▶ [Énoncé A] Recopiez à l'identique le passage des entrées qui va de leur toute première ligne jusqu'à la ligne contenant "friend-status: Playing other game <box>530 1048", ces deux lignes comprises.

Fiche du document numéro 13972

Num
13972
Date
Mardi 21 juin 1994
Amj
Auteur
Taille
340681
Titre
Paris, capitale des marchands de canons
Sous titre
Eurosatory, le plus important salon mondial d'armement terrestre, a ouvert ses portes hier matin. François Léotard a réaffirmé la priorité à « l'Europe de la défense ». Les industriels ont vanté le couplage franco-allemand sur fond de bannière étoilée.
Cote
no 15505
Source
Type
Article de journal
Langue
FR
Citation
COTE pile, les autorités multiplient les discours tendant à faire passer Paris pour capitale de l'action humanitaire. Côté face, dans les luxueux bungalows installés à l'aéroport du Bourget, officiels et marchands de canons se congratulent à la perspective de juteuses affaires. Ainsi Emile Blanc, le président du salon, se félicite qu'après une période de déprime, « les prises de commandes 1993 sont importantes et laissent bien augurer de l'activité des prochaines années ». Le même chante les louanges de la majorité parlementaire (droite et socialistes) et du gouvernement pour la loi de programmation militaire récemment adoptée. De plus, il voit en cette dernière un excellent tremplin aux appétits du secteur vers l'exportation.

▶ [Énoncé B] Pour chacune des affirmations suivantes, indiquez par oui ou par non si elle concorde avec la fiche sur le salon Eurosatory, en citant mot pour mot les termes de la fiche qui tranchent. (i) Le salon Eurosatory a ouvert ses portes hier matin. (ii) Emile Blanc y est présenté comme le ministre de la Défense. (iii) Les bungalows du salon sont installés à l'aéroport d'Orly.

▶ [Entrées fournies]
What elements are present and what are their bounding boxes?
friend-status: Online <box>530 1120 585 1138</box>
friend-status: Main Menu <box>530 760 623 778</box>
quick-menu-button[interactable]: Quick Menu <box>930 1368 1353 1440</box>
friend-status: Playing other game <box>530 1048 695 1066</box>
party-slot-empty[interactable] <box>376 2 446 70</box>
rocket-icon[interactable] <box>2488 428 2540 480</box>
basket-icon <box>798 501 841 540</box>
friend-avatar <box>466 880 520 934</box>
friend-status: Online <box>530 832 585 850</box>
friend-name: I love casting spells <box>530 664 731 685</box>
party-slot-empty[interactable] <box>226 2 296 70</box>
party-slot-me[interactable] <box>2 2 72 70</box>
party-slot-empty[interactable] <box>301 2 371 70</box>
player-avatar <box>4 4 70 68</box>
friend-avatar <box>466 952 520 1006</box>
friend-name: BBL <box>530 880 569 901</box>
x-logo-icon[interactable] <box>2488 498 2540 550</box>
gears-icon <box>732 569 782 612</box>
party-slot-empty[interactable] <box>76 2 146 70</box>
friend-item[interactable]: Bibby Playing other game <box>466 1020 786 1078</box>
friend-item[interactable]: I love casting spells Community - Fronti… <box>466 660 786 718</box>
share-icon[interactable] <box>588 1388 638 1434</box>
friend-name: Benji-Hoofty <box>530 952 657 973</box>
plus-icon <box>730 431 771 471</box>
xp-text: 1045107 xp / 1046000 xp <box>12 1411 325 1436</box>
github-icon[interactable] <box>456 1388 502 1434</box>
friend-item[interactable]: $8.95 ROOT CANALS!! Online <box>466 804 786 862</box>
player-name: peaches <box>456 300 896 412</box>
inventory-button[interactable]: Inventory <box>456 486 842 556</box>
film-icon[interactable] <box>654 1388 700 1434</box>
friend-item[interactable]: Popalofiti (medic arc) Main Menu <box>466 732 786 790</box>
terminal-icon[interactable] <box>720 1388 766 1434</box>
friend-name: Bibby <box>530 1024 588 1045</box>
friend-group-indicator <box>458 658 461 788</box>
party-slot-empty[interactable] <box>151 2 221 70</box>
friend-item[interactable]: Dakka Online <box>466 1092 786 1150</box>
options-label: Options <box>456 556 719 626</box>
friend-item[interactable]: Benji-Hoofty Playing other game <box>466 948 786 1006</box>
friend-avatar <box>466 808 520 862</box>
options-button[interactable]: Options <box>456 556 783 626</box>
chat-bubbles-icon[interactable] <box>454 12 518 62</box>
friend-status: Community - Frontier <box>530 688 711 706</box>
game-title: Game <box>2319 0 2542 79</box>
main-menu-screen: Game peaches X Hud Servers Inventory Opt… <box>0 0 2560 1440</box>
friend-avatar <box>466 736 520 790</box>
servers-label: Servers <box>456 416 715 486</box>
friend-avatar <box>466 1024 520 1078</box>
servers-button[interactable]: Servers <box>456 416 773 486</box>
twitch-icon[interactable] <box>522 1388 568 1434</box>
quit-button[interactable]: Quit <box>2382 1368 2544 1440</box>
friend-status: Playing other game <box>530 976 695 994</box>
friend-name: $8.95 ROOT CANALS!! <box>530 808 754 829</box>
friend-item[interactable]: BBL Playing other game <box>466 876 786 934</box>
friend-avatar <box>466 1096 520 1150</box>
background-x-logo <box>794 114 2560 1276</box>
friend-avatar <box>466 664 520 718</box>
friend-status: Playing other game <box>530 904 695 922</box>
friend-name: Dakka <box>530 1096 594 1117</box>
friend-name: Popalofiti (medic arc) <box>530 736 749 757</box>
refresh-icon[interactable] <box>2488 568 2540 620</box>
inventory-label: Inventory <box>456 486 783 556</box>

▶ [Réponse finale A]
What elements are present and what are their bounding boxes?
friend-status: Online <box>530 1120 585 1138</box>
friend-status: Main Menu <box>530 760 623 778</box>
quick-menu-button[interactable]: Quick Menu <box>930 1368 1353 1440</box>
friend-status: Playing other game <box>530 1048 695 1066</box>

▶ [Réponse finale B]
(i) Oui : « Eurosatory, le plus important salon mondial d'armement terrestre, a ouvert ses portes hier matin ».
(ii) Non : « Emile Blanc, le président du salon ».
(iii) Non : « dans les luxueux bungalows installés à l'aéroport du Bourget ».